### AIM
Find all the lines with "name" and gather them.

── SUPPLIED DATA

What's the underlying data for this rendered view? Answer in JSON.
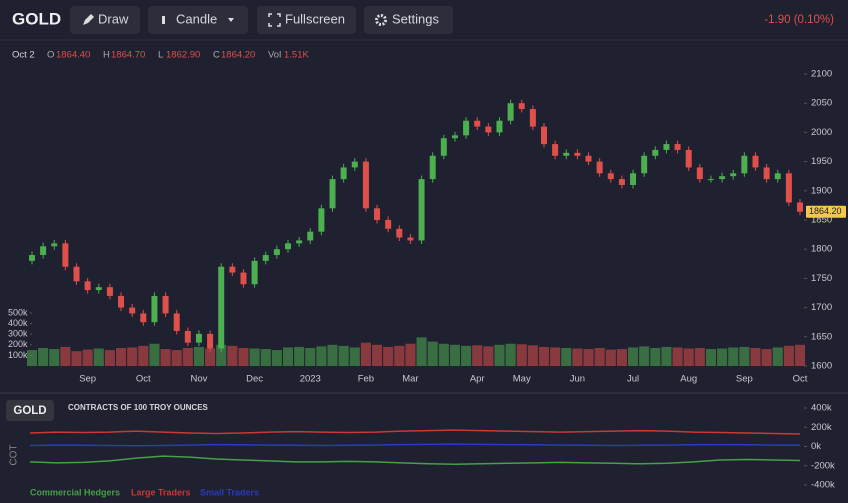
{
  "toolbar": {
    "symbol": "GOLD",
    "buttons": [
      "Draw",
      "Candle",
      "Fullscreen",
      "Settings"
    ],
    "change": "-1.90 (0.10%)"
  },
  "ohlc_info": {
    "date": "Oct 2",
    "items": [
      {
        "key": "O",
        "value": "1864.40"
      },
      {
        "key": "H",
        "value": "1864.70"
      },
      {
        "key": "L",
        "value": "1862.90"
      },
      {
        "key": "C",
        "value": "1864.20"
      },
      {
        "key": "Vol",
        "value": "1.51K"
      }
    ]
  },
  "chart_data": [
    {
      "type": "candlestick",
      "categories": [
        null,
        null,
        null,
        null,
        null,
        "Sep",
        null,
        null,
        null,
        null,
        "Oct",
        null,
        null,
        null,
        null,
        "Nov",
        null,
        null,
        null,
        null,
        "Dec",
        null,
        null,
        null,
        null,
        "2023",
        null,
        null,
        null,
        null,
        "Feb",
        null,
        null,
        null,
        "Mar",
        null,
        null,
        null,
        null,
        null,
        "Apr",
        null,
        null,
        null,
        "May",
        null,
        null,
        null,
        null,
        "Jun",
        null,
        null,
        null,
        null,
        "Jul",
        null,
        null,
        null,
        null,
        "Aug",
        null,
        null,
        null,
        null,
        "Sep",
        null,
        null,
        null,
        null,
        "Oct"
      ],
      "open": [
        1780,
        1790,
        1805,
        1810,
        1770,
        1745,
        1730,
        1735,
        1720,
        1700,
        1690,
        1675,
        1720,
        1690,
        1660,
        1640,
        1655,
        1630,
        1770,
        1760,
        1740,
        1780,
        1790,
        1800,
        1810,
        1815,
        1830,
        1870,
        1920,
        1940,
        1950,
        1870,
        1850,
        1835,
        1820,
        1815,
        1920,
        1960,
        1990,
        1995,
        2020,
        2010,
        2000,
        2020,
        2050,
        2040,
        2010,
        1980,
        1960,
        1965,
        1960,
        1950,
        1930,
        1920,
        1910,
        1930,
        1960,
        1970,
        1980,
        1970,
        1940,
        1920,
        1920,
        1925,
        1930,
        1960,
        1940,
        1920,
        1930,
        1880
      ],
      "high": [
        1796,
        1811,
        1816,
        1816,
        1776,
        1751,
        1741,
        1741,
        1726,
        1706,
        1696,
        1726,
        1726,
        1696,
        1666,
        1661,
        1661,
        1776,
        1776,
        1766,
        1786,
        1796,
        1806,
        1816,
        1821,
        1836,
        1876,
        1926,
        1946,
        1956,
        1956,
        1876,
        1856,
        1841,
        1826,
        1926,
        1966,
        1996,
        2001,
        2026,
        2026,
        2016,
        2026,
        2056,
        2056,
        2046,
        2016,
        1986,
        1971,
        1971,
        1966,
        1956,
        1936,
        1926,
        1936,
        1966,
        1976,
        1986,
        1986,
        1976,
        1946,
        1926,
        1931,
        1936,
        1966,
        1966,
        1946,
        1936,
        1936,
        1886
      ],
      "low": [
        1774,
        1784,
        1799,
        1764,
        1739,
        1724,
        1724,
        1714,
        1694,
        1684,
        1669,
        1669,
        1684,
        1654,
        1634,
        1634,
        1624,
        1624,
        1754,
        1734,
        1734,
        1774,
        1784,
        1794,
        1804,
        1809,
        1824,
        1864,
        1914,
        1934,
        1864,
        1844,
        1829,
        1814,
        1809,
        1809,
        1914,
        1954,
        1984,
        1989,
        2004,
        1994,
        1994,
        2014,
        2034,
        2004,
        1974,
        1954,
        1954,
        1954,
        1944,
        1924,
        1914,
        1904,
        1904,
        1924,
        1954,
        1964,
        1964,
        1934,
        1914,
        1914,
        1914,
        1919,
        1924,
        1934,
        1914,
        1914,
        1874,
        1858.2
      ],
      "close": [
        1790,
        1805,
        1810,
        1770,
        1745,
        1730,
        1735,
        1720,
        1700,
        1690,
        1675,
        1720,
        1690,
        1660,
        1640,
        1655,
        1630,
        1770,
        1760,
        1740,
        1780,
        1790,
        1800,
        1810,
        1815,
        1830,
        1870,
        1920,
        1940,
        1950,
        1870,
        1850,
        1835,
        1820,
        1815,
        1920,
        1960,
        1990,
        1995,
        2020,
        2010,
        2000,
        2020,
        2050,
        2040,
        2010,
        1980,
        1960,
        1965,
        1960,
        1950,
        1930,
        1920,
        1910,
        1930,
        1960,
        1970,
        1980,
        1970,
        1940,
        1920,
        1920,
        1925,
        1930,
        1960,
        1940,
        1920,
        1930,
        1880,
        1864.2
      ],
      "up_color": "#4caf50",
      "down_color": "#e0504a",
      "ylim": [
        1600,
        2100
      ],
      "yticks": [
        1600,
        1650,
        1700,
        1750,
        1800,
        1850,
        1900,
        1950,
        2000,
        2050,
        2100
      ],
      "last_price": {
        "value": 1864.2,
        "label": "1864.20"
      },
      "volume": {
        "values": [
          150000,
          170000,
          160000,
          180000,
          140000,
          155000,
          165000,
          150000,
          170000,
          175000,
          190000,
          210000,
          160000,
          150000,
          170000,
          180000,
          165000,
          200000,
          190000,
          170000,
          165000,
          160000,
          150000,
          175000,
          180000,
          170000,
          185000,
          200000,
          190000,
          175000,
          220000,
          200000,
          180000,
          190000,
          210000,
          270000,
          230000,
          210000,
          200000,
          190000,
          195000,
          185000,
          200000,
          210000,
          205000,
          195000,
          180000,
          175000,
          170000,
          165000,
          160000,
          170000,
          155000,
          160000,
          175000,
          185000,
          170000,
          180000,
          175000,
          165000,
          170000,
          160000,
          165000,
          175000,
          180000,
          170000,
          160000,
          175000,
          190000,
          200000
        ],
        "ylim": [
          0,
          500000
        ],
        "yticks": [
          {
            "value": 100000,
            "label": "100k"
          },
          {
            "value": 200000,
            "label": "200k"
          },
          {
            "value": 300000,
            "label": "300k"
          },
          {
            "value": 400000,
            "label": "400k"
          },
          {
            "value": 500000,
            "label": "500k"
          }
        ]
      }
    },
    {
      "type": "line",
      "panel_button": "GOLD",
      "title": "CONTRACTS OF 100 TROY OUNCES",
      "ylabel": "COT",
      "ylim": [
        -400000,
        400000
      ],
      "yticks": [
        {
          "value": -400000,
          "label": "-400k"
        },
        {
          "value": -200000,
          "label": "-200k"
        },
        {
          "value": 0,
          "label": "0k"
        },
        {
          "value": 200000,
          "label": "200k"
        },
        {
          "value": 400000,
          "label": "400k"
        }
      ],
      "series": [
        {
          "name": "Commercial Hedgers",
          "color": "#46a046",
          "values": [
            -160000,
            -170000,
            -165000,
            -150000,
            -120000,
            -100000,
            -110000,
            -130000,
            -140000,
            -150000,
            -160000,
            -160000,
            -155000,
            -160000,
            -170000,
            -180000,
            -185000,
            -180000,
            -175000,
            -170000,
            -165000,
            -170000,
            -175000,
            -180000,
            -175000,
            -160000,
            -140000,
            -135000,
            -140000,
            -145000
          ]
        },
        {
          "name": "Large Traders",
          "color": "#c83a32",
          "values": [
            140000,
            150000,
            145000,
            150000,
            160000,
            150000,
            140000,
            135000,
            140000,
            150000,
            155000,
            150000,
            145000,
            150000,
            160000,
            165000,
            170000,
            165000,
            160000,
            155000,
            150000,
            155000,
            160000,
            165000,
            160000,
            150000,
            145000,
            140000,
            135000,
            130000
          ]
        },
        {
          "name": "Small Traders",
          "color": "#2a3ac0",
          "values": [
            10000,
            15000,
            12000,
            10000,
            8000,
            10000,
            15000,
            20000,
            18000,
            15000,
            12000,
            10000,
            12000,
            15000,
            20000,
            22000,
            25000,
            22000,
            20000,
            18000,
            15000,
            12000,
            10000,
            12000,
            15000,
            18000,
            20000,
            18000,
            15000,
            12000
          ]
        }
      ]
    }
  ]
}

────

### EXERCISE SOLUTION
          "name": "Commercial Hedgers",
          "name": "Large Traders",
          "name": "Small Traders",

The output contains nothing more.